▶ **Your goal**: Quote all of the data exactly as given. Skip every picture it contains.

Records contained in a dataset:
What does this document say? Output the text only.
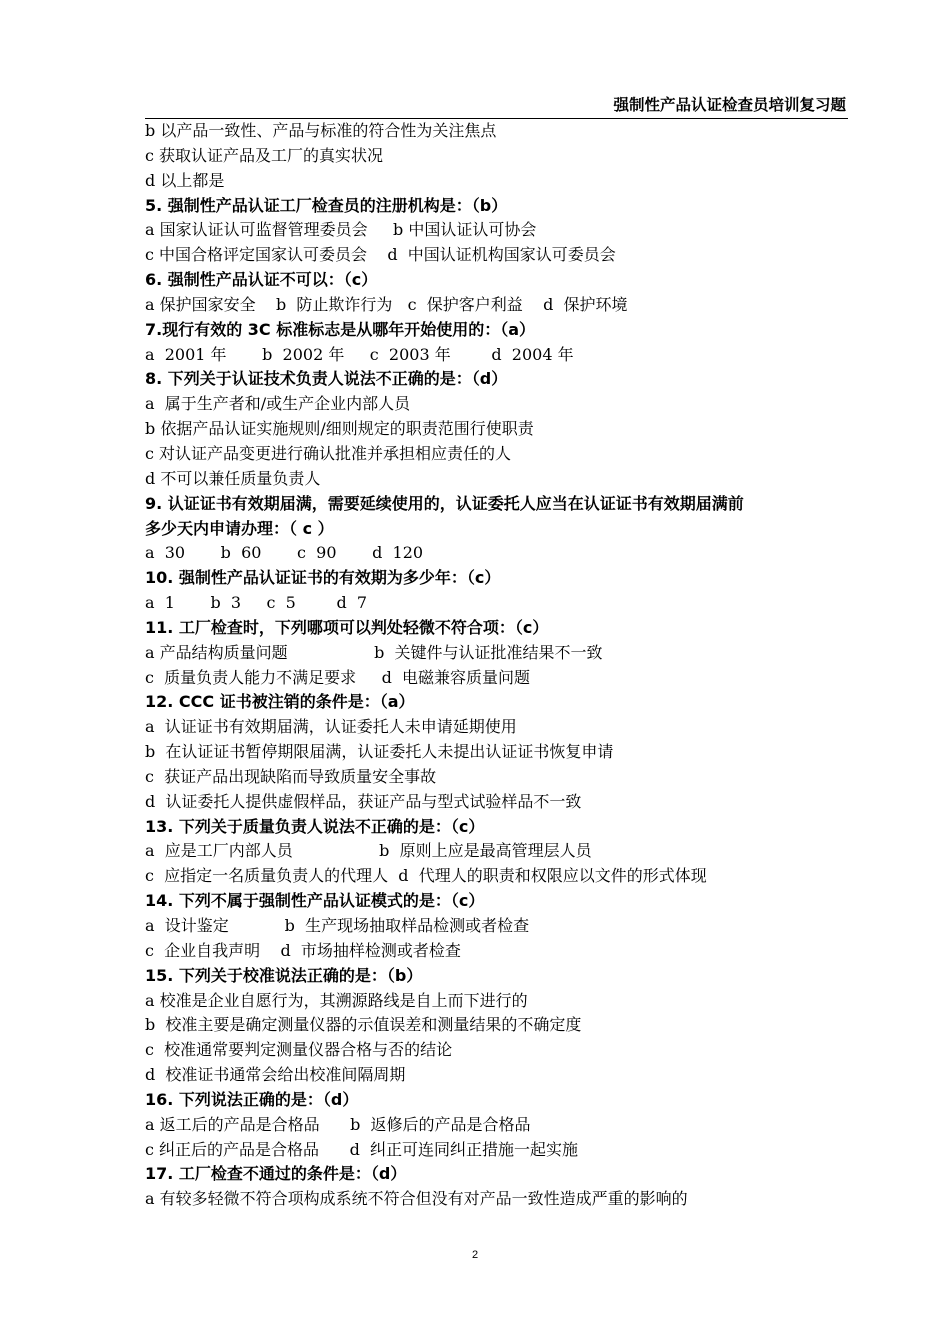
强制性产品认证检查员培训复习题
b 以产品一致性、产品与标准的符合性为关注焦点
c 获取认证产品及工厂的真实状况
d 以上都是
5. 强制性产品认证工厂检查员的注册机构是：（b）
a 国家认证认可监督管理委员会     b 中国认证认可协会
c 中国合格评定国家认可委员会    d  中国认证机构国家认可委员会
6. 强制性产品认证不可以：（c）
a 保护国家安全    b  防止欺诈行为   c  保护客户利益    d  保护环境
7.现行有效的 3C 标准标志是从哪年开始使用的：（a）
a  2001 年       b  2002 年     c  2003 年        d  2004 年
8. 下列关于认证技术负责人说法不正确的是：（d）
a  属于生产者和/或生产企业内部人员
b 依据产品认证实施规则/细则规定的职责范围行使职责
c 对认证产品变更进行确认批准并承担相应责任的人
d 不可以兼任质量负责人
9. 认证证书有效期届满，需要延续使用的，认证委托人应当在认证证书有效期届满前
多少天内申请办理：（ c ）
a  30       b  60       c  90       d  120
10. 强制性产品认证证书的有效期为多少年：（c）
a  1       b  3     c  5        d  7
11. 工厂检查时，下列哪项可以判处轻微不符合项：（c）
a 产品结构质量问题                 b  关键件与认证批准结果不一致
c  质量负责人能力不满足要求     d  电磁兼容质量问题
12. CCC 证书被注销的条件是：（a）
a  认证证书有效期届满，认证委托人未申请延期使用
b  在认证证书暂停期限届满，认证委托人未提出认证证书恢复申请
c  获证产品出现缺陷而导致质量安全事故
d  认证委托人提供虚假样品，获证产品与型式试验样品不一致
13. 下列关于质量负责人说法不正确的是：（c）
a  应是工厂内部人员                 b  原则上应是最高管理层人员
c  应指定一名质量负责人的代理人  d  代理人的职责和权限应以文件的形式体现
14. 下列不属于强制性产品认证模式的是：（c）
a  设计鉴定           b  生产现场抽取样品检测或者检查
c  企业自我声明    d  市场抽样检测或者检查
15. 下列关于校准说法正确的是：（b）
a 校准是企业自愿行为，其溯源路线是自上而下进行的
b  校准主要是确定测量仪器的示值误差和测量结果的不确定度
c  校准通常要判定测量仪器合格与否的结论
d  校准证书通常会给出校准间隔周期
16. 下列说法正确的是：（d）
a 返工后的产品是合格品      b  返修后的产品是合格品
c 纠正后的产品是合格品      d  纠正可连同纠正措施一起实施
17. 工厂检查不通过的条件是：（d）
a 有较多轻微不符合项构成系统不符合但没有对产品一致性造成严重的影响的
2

▶ **Exercise output**:
What does this document say? Output the text only.
强制性产品认证检查员培训复习题
b 以产品一致性、产品与标准的符合性为关注焦点
c 获取认证产品及工厂的真实状况
d 以上都是
5. 强制性产品认证工厂检查员的注册机构是：（b）
a 国家认证认可监督管理委员会     b 中国认证认可协会
c 中国合格评定国家认可委员会    d  中国认证机构国家认可委员会
6. 强制性产品认证不可以：（c）
a 保护国家安全    b  防止欺诈行为   c  保护客户利益    d  保护环境
7.现行有效的 3C 标准标志是从哪年开始使用的：（a）
a  2001 年       b  2002 年     c  2003 年        d  2004 年
8. 下列关于认证技术负责人说法不正确的是：（d）
a  属于生产者和/或生产企业内部人员
b 依据产品认证实施规则/细则规定的职责范围行使职责
c 对认证产品变更进行确认批准并承担相应责任的人
d 不可以兼任质量负责人
9. 认证证书有效期届满，需要延续使用的，认证委托人应当在认证证书有效期届满前
多少天内申请办理：（ c ）
a  30       b  60       c  90       d  120
10. 强制性产品认证证书的有效期为多少年：（c）
a  1       b  3     c  5        d  7
11. 工厂检查时，下列哪项可以判处轻微不符合项：（c）
a 产品结构质量问题                 b  关键件与认证批准结果不一致
c  质量负责人能力不满足要求     d  电磁兼容质量问题
12. CCC 证书被注销的条件是：（a）
a  认证证书有效期届满，认证委托人未申请延期使用
b  在认证证书暂停期限届满，认证委托人未提出认证证书恢复申请
c  获证产品出现缺陷而导致质量安全事故
d  认证委托人提供虚假样品，获证产品与型式试验样品不一致
13. 下列关于质量负责人说法不正确的是：（c）
a  应是工厂内部人员                 b  原则上应是最高管理层人员
c  应指定一名质量负责人的代理人  d  代理人的职责和权限应以文件的形式体现
14. 下列不属于强制性产品认证模式的是：（c）
a  设计鉴定           b  生产现场抽取样品检测或者检查
c  企业自我声明    d  市场抽样检测或者检查
15. 下列关于校准说法正确的是：（b）
a 校准是企业自愿行为，其溯源路线是自上而下进行的
b  校准主要是确定测量仪器的示值误差和测量结果的不确定度
c  校准通常要判定测量仪器合格与否的结论
d  校准证书通常会给出校准间隔周期
16. 下列说法正确的是：（d）
a 返工后的产品是合格品      b  返修后的产品是合格品
c 纠正后的产品是合格品      d  纠正可连同纠正措施一起实施
17. 工厂检查不通过的条件是：（d）
a 有较多轻微不符合项构成系统不符合但没有对产品一致性造成严重的影响的
2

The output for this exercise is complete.